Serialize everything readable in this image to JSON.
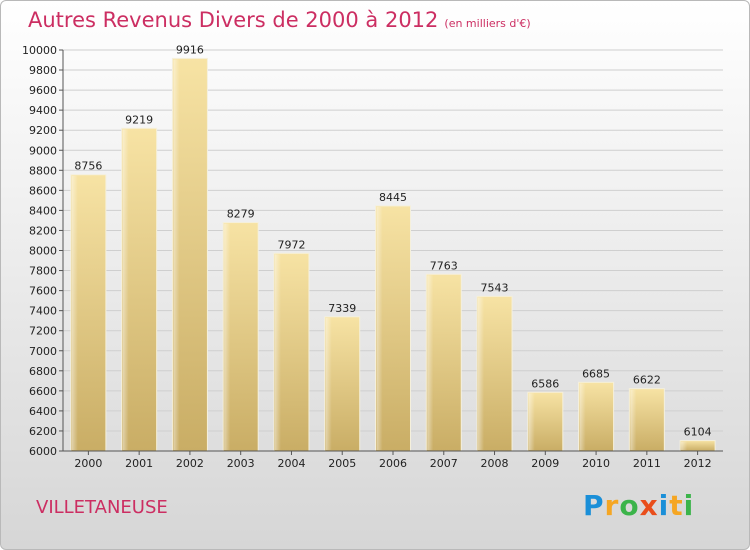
{
  "header": {
    "title": "Autres Revenus Divers de 2000 à 2012",
    "unit": "(en milliers d'€)"
  },
  "commune": "VILLETANEUSE",
  "logo": {
    "letters": [
      "P",
      "r",
      "o",
      "x",
      "i",
      "t",
      "i"
    ],
    "colors": [
      "#1a8fd8",
      "#f5a623",
      "#3bb44a",
      "#e94e1b",
      "#1a8fd8",
      "#f5a623",
      "#3bb44a"
    ]
  },
  "chart_data": {
    "type": "bar",
    "title": "Autres Revenus Divers de 2000 à 2012",
    "subtitle": "(en milliers d'€)",
    "categories": [
      "2000",
      "2001",
      "2002",
      "2003",
      "2004",
      "2005",
      "2006",
      "2007",
      "2008",
      "2009",
      "2010",
      "2011",
      "2012"
    ],
    "values": [
      8756,
      9219,
      9916,
      8279,
      7972,
      7339,
      8445,
      7763,
      7543,
      6586,
      6685,
      6622,
      6104
    ],
    "value_labels": [
      "8756",
      "9219",
      "9916",
      "8279",
      "7972",
      "7339",
      "8445",
      "7763",
      "7543",
      "6586",
      "6685",
      "6622",
      "6104"
    ],
    "yticks": [
      6000,
      6200,
      6400,
      6600,
      6800,
      7000,
      7200,
      7400,
      7600,
      7800,
      8000,
      8200,
      8400,
      8600,
      8800,
      9000,
      9200,
      9400,
      9600,
      9800,
      10000
    ],
    "ylim": [
      6000,
      10000
    ],
    "grid": true,
    "bar_color": "#e9cf85"
  }
}
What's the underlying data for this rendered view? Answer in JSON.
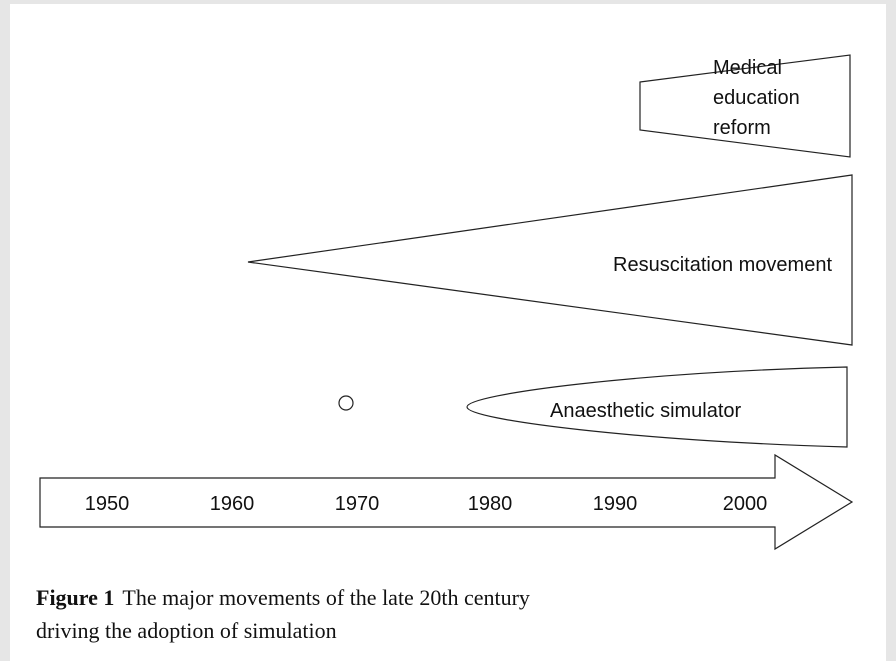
{
  "shapes": [
    {
      "lines": [
        "Medical",
        "education",
        "reform"
      ]
    },
    {
      "lines": [
        "Resuscitation movement"
      ]
    },
    {
      "lines": [
        "Anaesthetic simulator"
      ]
    }
  ],
  "timeline": {
    "years": [
      "1950",
      "1960",
      "1970",
      "1980",
      "1990",
      "2000"
    ]
  },
  "caption": {
    "label": "Figure 1",
    "lines": [
      "The major movements of the late 20th century",
      "driving the adoption of simulation"
    ]
  }
}
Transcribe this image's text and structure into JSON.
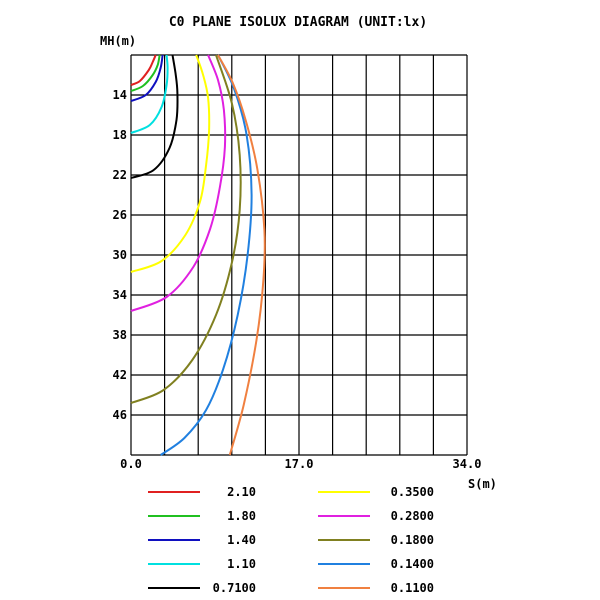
{
  "chart_data": {
    "type": "line",
    "title": "C0 PLANE ISOLUX DIAGRAM (UNIT:lx)",
    "xlabel": "S(m)",
    "ylabel": "MH(m)",
    "xlim": [
      0,
      34
    ],
    "ylim": [
      10,
      50
    ],
    "y_inverted": true,
    "grid": true,
    "x_ticks": [
      "0.0",
      "17.0",
      "34.0"
    ],
    "y_ticks": [
      "14",
      "18",
      "22",
      "26",
      "30",
      "34",
      "38",
      "42",
      "46"
    ],
    "y_tick_values": [
      14,
      18,
      22,
      26,
      30,
      34,
      38,
      42,
      46
    ],
    "legend_position": "bottom",
    "series": [
      {
        "name": "2.10",
        "color": "#e02020",
        "x": [
          0,
          0.9,
          1.8,
          2.2,
          2.5
        ],
        "y": [
          13.0,
          12.6,
          11.5,
          10.7,
          10.0
        ]
      },
      {
        "name": "1.80",
        "color": "#20c020",
        "x": [
          0,
          1.2,
          2.2,
          2.7,
          2.9
        ],
        "y": [
          13.6,
          13.1,
          12.0,
          11.0,
          10.0
        ]
      },
      {
        "name": "1.40",
        "color": "#1010c0",
        "x": [
          0,
          1.5,
          2.5,
          3.0,
          3.2
        ],
        "y": [
          14.6,
          14.0,
          12.7,
          11.3,
          10.0
        ]
      },
      {
        "name": "1.10",
        "color": "#00e0e0",
        "x": [
          0,
          1.9,
          3.1,
          3.6,
          3.7,
          3.6
        ],
        "y": [
          17.8,
          17.0,
          15.2,
          13.0,
          11.3,
          10.0
        ]
      },
      {
        "name": "0.7100",
        "color": "#000000",
        "x": [
          0,
          2.3,
          3.9,
          4.6,
          4.7,
          4.5,
          4.2
        ],
        "y": [
          22.3,
          21.5,
          19.3,
          16.5,
          13.8,
          11.8,
          10.0
        ]
      },
      {
        "name": "0.3500",
        "color": "#ffff00",
        "x": [
          0,
          3.1,
          5.5,
          7.0,
          7.6,
          7.9,
          7.8,
          7.3,
          6.6
        ],
        "y": [
          31.7,
          30.6,
          28.0,
          24.6,
          21.0,
          17.5,
          14.3,
          12.0,
          10.0
        ]
      },
      {
        "name": "0.2800",
        "color": "#e020e0",
        "x": [
          0,
          3.6,
          6.3,
          8.0,
          9.0,
          9.5,
          9.4,
          8.8,
          7.8
        ],
        "y": [
          35.6,
          34.2,
          31.2,
          27.4,
          23.2,
          19.2,
          15.5,
          12.5,
          10.0
        ]
      },
      {
        "name": "0.1800",
        "color": "#808020",
        "x": [
          0,
          3.3,
          6.2,
          8.6,
          10.2,
          11.0,
          11.0,
          10.2,
          8.6
        ],
        "y": [
          44.8,
          43.5,
          40.5,
          36.0,
          30.8,
          25.5,
          20.0,
          14.8,
          10.0
        ]
      },
      {
        "name": "0.1400",
        "color": "#2080e0",
        "x": [
          3.0,
          5.4,
          7.6,
          9.3,
          10.8,
          11.8,
          12.2,
          11.7,
          10.4,
          8.8
        ],
        "y": [
          50.0,
          48.3,
          45.5,
          41.5,
          36.0,
          30.0,
          24.0,
          18.0,
          13.3,
          10.0
        ]
      },
      {
        "name": "0.1100",
        "color": "#f08040",
        "x": [
          10.0,
          11.4,
          12.7,
          13.4,
          13.5,
          12.8,
          11.6,
          10.3,
          8.8
        ],
        "y": [
          50.0,
          45.0,
          38.5,
          32.5,
          27.5,
          21.5,
          16.5,
          12.8,
          10.0
        ]
      }
    ]
  }
}
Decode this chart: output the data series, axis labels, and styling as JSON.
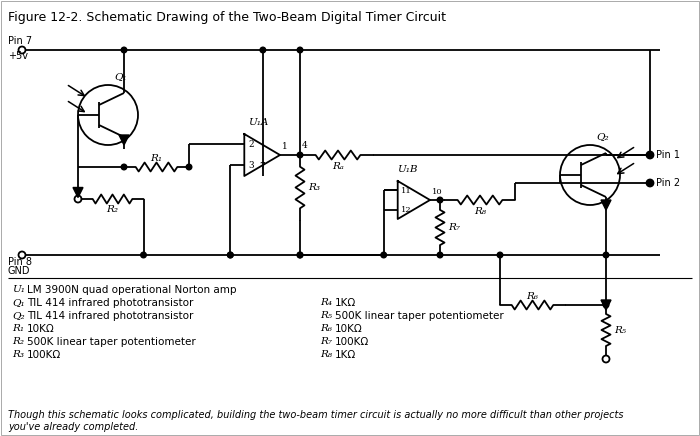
{
  "title": "Figure 12-2. Schematic Drawing of the Two-Beam Digital Timer Circuit",
  "footer": "Though this schematic looks complicated, building the two-beam timer circuit is actually no more difficult than other projects\nyou've already completed.",
  "bg_color": "#ffffff",
  "line_color": "#000000",
  "legend_left": [
    [
      "U₁",
      "LM 3900N quad operational Norton amp"
    ],
    [
      "Q₁",
      "TIL 414 infrared phototransistor"
    ],
    [
      "Q₂",
      "TIL 414 infrared phototransistor"
    ],
    [
      "R₁",
      "10KΩ"
    ],
    [
      "R₂",
      "500K linear taper potentiometer"
    ],
    [
      "R₃",
      "100KΩ"
    ]
  ],
  "legend_right": [
    [
      "R₄",
      "1KΩ"
    ],
    [
      "R₅",
      "500K linear taper potentiometer"
    ],
    [
      "R₆",
      "10KΩ"
    ],
    [
      "R₇",
      "100KΩ"
    ],
    [
      "R₈",
      "1KΩ"
    ]
  ]
}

● **The exercise**
Pull out each line of the records holding the string "milliers".

● **Solution to this exercise**
    "unit": "(en milliers d'€)"
    "subtitle": "(en milliers d'€)",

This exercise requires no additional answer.